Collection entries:
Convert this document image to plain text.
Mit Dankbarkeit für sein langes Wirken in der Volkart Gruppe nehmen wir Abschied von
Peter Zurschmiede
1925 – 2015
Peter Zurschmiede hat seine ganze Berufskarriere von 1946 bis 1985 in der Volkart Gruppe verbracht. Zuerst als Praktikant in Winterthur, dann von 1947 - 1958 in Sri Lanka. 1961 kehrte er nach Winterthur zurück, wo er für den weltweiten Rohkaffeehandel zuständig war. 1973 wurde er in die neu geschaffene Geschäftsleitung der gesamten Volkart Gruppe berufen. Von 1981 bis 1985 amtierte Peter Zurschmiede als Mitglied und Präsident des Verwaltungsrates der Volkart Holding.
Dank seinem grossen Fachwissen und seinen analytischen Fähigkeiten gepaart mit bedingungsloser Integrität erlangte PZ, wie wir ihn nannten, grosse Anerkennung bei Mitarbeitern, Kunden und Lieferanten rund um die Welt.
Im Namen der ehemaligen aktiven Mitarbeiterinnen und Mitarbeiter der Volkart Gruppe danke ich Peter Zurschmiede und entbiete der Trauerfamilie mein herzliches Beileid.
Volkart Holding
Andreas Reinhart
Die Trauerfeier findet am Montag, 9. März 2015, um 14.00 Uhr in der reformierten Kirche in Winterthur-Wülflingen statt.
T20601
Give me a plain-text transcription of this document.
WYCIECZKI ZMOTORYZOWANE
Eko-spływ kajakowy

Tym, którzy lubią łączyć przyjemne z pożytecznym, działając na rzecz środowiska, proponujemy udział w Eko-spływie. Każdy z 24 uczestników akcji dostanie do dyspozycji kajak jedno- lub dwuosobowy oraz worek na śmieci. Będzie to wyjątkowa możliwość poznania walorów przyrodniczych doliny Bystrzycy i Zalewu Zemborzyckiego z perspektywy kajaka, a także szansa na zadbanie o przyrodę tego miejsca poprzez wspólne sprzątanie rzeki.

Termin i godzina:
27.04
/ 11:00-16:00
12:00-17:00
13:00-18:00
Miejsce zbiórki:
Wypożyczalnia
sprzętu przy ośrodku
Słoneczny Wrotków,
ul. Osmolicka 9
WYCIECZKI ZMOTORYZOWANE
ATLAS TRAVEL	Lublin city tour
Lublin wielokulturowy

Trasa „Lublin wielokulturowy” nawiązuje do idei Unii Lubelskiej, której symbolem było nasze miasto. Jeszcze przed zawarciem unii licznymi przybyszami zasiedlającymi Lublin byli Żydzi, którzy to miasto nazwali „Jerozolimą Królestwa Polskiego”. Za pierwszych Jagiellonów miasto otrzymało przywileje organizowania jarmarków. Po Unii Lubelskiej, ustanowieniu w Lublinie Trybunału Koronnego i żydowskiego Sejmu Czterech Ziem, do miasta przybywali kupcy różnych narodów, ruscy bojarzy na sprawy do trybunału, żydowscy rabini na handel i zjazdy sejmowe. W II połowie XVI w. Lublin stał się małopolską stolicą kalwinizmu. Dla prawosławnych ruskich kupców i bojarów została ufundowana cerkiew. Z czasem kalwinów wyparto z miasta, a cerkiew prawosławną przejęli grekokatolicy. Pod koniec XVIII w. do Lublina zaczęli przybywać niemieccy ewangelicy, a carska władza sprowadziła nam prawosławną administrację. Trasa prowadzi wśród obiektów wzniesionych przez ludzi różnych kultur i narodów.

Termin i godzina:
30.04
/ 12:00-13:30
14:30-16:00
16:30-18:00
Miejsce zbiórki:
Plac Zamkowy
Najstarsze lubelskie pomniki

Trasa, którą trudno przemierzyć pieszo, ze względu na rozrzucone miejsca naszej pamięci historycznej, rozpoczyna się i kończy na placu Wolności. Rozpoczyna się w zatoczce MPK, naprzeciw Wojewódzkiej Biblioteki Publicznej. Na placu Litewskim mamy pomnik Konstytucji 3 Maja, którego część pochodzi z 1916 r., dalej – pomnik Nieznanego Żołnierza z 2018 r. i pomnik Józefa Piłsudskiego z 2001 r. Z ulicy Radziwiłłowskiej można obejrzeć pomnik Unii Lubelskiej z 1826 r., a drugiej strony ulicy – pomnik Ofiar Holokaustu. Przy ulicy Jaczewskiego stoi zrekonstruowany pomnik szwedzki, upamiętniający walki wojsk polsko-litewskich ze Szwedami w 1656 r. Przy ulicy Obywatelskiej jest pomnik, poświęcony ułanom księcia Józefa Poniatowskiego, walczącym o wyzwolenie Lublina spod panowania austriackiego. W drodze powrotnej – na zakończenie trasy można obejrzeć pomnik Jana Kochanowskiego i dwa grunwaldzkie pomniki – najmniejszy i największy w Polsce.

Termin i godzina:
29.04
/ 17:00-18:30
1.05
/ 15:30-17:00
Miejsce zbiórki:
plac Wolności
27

_PROBLEM DESCRIPTION_: Give the listing above again, word for word.

_THE COMPLETED TASK_:
Convert this document image to plain text.
Mit Dankbarkeit für sein langes Wirken in der Volkart Gruppe nehmen wir Abschied von
Peter Zurschmiede
1925 – 2015
Peter Zurschmiede hat seine ganze Berufskarriere von 1946 bis 1985 in der Volkart Gruppe verbracht. Zuerst als Praktikant in Winterthur, dann von 1947 - 1958 in Sri Lanka. 1961 kehrte er nach Winterthur zurück, wo er für den weltweiten Rohkaffeehandel zuständig war. 1973 wurde er in die neu geschaffene Geschäftsleitung der gesamten Volkart Gruppe berufen. Von 1981 bis 1985 amtierte Peter Zurschmiede als Mitglied und Präsident des Verwaltungsrates der Volkart Holding.
Dank seinem grossen Fachwissen und seinen analytischen Fähigkeiten gepaart mit bedingungsloser Integrität erlangte PZ, wie wir ihn nannten, grosse Anerkennung bei Mitarbeitern, Kunden und Lieferanten rund um die Welt.
Im Namen der ehemaligen aktiven Mitarbeiterinnen und Mitarbeiter der Volkart Gruppe danke ich Peter Zurschmiede und entbiete der Trauerfamilie mein herzliches Beileid.
Volkart Holding
Andreas Reinhart
Die Trauerfeier findet am Montag, 9. März 2015, um 14.00 Uhr in der reformierten Kirche in Winterthur-Wülflingen statt.
T20601
Give me a plain-text transcription of this document.
WYCIECZKI ZMOTORYZOWANE
Eko-spływ kajakowy

Tym, którzy lubią łączyć przyjemne z pożytecznym, działając na rzecz środowiska, proponujemy udział w Eko-spływie. Każdy z 24 uczestników akcji dostanie do dyspozycji kajak jedno- lub dwuosobowy oraz worek na śmieci. Będzie to wyjątkowa możliwość poznania walorów przyrodniczych doliny Bystrzycy i Zalewu Zemborzyckiego z perspektywy kajaka, a także szansa na zadbanie o przyrodę tego miejsca poprzez wspólne sprzątanie rzeki.

Termin i godzina:
27.04
/ 11:00-16:00
12:00-17:00
13:00-18:00
Miejsce zbiórki:
Wypożyczalnia
sprzętu przy ośrodku
Słoneczny Wrotków,
ul. Osmolicka 9
WYCIECZKI ZMOTORYZOWANE
ATLAS TRAVEL	Lublin city tour
Lublin wielokulturowy

Trasa „Lublin wielokulturowy” nawiązuje do idei Unii Lubelskiej, której symbolem było nasze miasto. Jeszcze przed zawarciem unii licznymi przybyszami zasiedlającymi Lublin byli Żydzi, którzy to miasto nazwali „Jerozolimą Królestwa Polskiego”. Za pierwszych Jagiellonów miasto otrzymało przywileje organizowania jarmarków. Po Unii Lubelskiej, ustanowieniu w Lublinie Trybunału Koronnego i żydowskiego Sejmu Czterech Ziem, do miasta przybywali kupcy różnych narodów, ruscy bojarzy na sprawy do trybunału, żydowscy rabini na handel i zjazdy sejmowe. W II połowie XVI w. Lublin stał się małopolską stolicą kalwinizmu. Dla prawosławnych ruskich kupców i bojarów została ufundowana cerkiew. Z czasem kalwinów wyparto z miasta, a cerkiew prawosławną przejęli grekokatolicy. Pod koniec XVIII w. do Lublina zaczęli przybywać niemieccy ewangelicy, a carska władza sprowadziła nam prawosławną administrację. Trasa prowadzi wśród obiektów wzniesionych przez ludzi różnych kultur i narodów.

Termin i godzina:
30.04
/ 12:00-13:30
14:30-16:00
16:30-18:00
Miejsce zbiórki:
Plac Zamkowy
Najstarsze lubelskie pomniki

Trasa, którą trudno przemierzyć pieszo, ze względu na rozrzucone miejsca naszej pamięci historycznej, rozpoczyna się i kończy na placu Wolności. Rozpoczyna się w zatoczce MPK, naprzeciw Wojewódzkiej Biblioteki Publicznej. Na placu Litewskim mamy pomnik Konstytucji 3 Maja, którego część pochodzi z 1916 r., dalej – pomnik Nieznanego Żołnierza z 2018 r. i pomnik Józefa Piłsudskiego z 2001 r. Z ulicy Radziwiłłowskiej można obejrzeć pomnik Unii Lubelskiej z 1826 r., a drugiej strony ulicy – pomnik Ofiar Holokaustu. Przy ulicy Jaczewskiego stoi zrekonstruowany pomnik szwedzki, upamiętniający walki wojsk polsko-litewskich ze Szwedami w 1656 r. Przy ulicy Obywatelskiej jest pomnik, poświęcony ułanom księcia Józefa Poniatowskiego, walczącym o wyzwolenie Lublina spod panowania austriackiego. W drodze powrotnej – na zakończenie trasy można obejrzeć pomnik Jana Kochanowskiego i dwa grunwaldzkie pomniki – najmniejszy i największy w Polsce.

Termin i godzina:
29.04
/ 17:00-18:30
1.05
/ 15:30-17:00
Miejsce zbiórki:
plac Wolności
27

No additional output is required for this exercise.